What is required: Collect all lines containing the word "JSON" from the data.

Extracted records
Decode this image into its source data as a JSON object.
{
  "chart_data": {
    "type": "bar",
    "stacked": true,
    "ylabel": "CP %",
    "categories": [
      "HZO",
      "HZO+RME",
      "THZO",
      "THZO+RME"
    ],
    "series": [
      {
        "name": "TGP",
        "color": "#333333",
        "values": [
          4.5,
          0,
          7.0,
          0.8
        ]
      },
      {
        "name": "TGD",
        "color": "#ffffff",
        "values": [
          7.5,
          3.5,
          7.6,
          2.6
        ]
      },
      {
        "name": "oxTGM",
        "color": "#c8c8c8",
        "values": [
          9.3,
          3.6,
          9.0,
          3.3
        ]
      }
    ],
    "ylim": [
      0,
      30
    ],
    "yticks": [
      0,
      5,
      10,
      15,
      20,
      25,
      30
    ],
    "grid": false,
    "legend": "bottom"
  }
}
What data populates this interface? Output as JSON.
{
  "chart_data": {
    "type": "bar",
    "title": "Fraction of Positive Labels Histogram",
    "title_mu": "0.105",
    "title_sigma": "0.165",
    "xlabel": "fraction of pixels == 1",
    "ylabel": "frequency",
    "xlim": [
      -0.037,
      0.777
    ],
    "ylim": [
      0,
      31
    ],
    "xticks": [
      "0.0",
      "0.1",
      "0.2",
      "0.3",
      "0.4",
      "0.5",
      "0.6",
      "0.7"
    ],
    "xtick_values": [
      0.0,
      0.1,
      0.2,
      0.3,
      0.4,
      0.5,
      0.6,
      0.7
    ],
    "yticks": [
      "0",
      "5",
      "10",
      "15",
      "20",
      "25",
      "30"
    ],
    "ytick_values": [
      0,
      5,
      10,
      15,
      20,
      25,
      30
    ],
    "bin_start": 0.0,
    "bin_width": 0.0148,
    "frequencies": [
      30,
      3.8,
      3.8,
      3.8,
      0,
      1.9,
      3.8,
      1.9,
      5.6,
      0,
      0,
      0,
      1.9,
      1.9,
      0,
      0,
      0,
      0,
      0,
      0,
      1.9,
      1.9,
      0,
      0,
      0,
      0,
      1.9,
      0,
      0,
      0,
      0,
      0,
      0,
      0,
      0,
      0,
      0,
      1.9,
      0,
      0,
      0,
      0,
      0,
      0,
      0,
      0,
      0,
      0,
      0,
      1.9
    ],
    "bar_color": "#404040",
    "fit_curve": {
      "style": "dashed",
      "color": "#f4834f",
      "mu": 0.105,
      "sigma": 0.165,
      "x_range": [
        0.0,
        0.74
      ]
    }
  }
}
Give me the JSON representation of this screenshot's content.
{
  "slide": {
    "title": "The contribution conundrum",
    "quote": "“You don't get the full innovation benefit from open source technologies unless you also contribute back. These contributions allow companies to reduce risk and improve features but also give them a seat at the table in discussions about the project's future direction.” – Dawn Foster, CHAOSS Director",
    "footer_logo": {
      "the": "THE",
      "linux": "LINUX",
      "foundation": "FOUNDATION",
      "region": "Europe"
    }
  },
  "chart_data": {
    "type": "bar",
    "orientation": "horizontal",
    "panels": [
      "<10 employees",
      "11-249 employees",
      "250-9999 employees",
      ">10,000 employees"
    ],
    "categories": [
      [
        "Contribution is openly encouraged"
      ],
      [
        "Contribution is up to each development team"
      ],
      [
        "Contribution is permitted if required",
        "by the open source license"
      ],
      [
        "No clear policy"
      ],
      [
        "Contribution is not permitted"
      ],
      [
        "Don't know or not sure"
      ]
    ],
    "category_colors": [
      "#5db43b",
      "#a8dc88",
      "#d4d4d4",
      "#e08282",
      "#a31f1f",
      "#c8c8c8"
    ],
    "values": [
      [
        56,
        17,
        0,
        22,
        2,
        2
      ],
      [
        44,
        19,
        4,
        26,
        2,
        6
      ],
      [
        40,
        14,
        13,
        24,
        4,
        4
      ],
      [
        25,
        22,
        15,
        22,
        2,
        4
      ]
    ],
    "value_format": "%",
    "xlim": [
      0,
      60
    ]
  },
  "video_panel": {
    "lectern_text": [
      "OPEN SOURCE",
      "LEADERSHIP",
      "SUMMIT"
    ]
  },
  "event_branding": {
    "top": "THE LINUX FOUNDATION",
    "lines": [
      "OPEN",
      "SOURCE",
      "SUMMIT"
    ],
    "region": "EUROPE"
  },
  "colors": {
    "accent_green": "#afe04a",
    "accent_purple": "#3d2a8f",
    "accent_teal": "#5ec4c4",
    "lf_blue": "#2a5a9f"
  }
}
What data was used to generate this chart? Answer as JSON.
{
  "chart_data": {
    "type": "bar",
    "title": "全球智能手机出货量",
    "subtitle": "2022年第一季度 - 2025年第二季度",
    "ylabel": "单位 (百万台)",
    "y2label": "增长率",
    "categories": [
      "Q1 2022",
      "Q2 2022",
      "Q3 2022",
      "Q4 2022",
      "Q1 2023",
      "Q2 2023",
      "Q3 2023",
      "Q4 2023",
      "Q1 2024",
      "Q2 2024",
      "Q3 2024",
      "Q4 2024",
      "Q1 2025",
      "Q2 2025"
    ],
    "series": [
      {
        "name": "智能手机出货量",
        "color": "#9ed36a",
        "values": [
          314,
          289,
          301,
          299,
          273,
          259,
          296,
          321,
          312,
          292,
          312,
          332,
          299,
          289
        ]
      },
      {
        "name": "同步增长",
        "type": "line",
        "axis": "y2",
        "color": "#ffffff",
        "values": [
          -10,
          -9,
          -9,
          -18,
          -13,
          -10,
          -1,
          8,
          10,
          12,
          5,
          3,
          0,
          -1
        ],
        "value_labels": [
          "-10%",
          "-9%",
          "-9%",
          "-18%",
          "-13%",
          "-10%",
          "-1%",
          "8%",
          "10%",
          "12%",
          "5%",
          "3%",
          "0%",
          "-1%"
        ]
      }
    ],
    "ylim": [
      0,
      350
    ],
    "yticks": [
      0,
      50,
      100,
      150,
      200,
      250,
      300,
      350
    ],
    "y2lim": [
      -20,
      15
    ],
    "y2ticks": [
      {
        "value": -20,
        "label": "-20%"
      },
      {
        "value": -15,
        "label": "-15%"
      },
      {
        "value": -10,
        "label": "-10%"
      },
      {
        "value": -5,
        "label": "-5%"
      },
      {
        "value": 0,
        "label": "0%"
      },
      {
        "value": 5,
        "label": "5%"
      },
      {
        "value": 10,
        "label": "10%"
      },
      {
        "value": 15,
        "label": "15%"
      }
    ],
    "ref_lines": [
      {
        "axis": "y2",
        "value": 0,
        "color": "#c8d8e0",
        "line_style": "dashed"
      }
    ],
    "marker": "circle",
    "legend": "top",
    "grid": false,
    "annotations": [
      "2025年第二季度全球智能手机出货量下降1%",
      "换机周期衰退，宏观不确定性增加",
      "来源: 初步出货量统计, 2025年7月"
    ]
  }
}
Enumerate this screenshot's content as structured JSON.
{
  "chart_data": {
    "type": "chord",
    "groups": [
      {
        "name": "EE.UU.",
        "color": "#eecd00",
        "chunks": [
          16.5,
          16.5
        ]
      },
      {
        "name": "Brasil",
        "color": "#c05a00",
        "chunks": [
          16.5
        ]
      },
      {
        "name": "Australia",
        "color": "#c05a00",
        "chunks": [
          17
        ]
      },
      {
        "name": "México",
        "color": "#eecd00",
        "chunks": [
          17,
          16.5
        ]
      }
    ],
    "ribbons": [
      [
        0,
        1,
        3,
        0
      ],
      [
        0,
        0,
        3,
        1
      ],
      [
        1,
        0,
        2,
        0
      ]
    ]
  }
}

Answer to this task:
Decode this image into its source data as a JSON object.
What data populates this interface? Output as JSON.
Give me the JSON representation of this screenshot's content.
What data was used to generate this chart? Answer as JSON.
Enumerate this screenshot's content as structured JSON.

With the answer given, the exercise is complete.